[Records]
※ ※ ※

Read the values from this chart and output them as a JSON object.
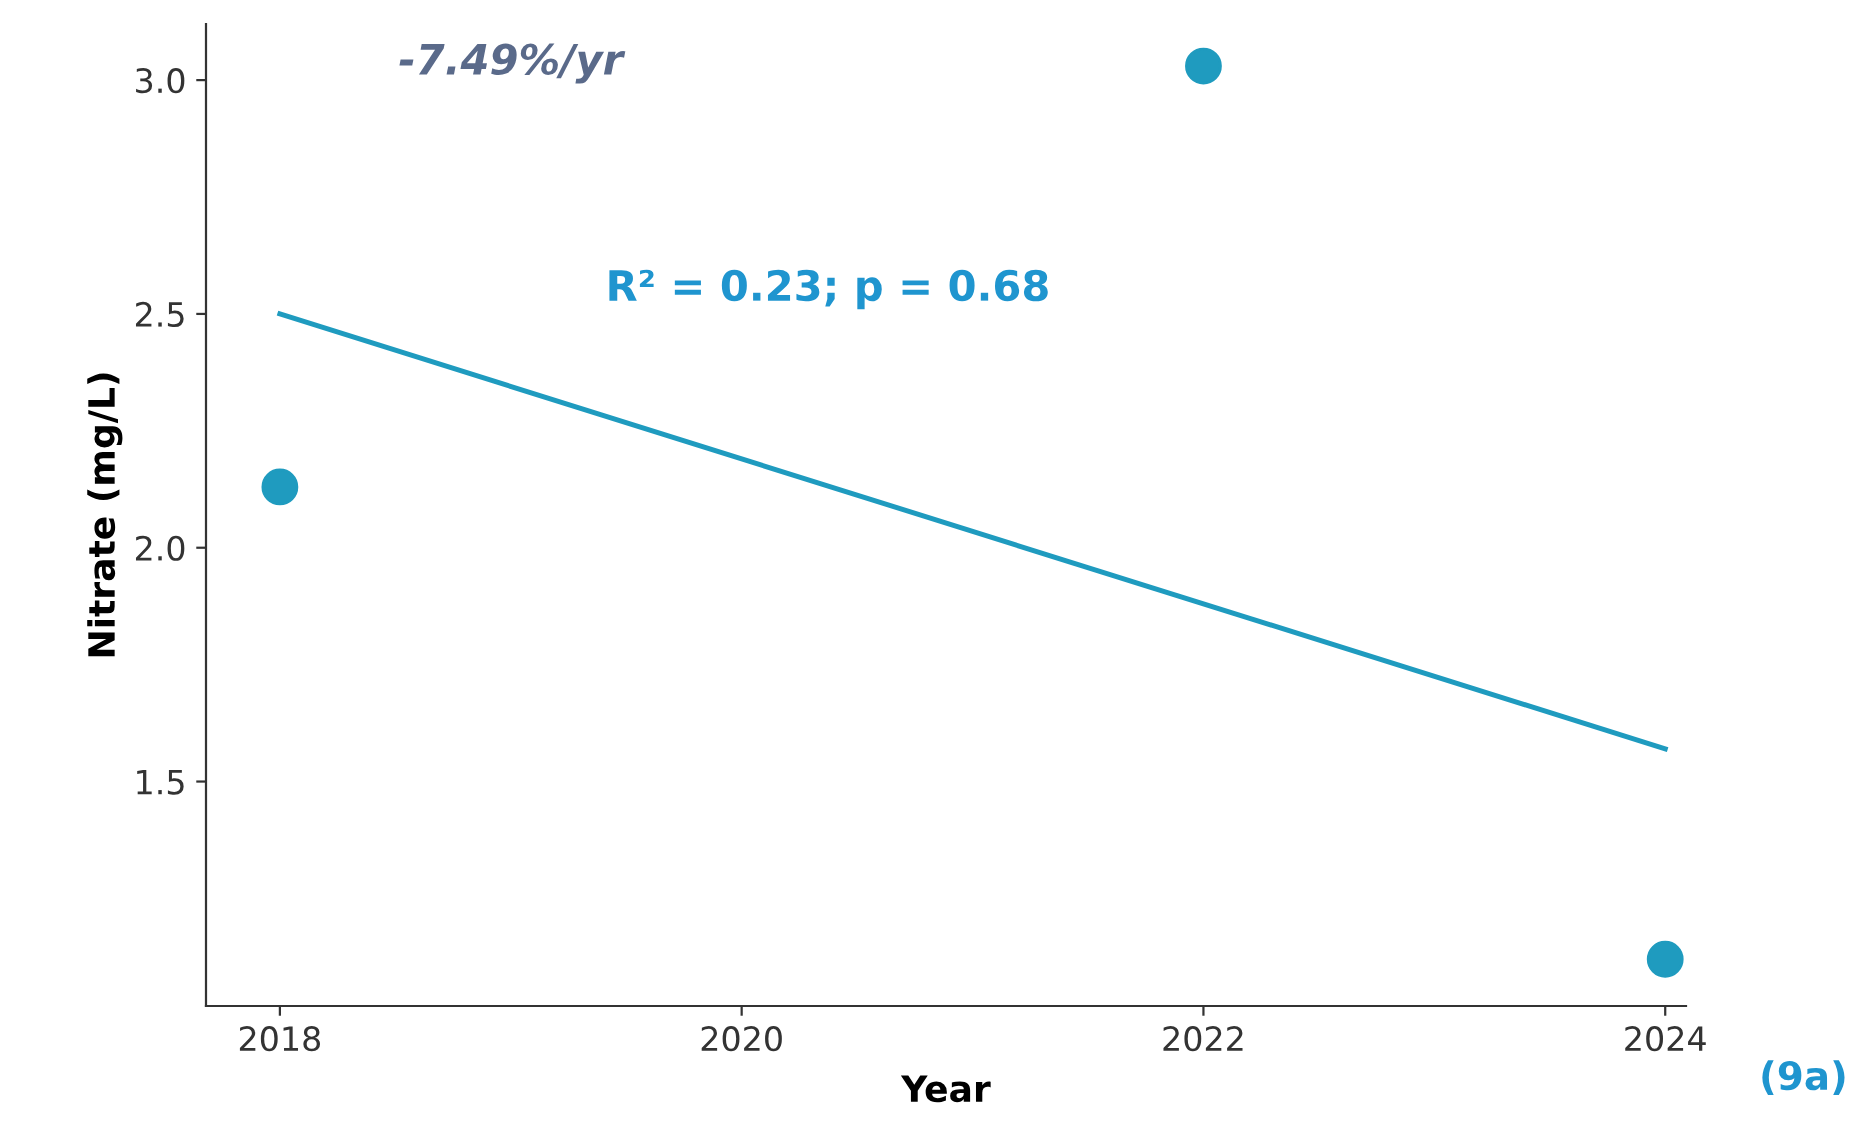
{
  "chart_data": {
    "type": "scatter",
    "xlabel": "Year",
    "ylabel": "Nitrate (mg/L)",
    "annotations": [
      "-7.49%/yr",
      "R² = 0.23; p = 0.68",
      "(9a)"
    ],
    "series": [
      {
        "color": "#1f9bbf",
        "marker": "circle",
        "x": [
          2018,
          2022,
          2024
        ],
        "values": [
          2.13,
          3.03,
          1.12
        ]
      },
      {
        "type": "line",
        "color": "#1f9bbf",
        "marker": "none",
        "line_style": "solid",
        "x": [
          2018,
          2024
        ],
        "values": [
          2.5,
          1.57
        ]
      }
    ],
    "xlim": [
      2017.68,
      2024.09
    ],
    "xticks": [
      2018,
      2020,
      2022,
      2024
    ],
    "ylim": [
      1.02,
      3.12
    ],
    "yticks": [
      1.5,
      {
        "value": 2,
        "label": "2.0"
      },
      2.5,
      {
        "value": 3,
        "label": "3.0"
      }
    ]
  }
}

※ ※ ※

Problem statement> Output each line exactly; omit every picture.

Expected answer>
Read the values from this chart and output them as a JSON object.
{
  "chart_data": {
    "type": "scatter",
    "xlabel": "Year",
    "ylabel": "Nitrate (mg/L)",
    "annotations": [
      "-7.49%/yr",
      "R² = 0.23; p = 0.68",
      "(9a)"
    ],
    "series": [
      {
        "color": "#1f9bbf",
        "marker": "circle",
        "x": [
          2018,
          2022,
          2024
        ],
        "values": [
          2.13,
          3.03,
          1.12
        ]
      },
      {
        "type": "line",
        "color": "#1f9bbf",
        "marker": "none",
        "line_style": "solid",
        "x": [
          2018,
          2024
        ],
        "values": [
          2.5,
          1.57
        ]
      }
    ],
    "xlim": [
      2017.68,
      2024.09
    ],
    "xticks": [
      2018,
      2020,
      2022,
      2024
    ],
    "ylim": [
      1.02,
      3.12
    ],
    "yticks": [
      1.5,
      {
        "value": 2,
        "label": "2.0"
      },
      2.5,
      {
        "value": 3,
        "label": "3.0"
      }
    ]
  }
}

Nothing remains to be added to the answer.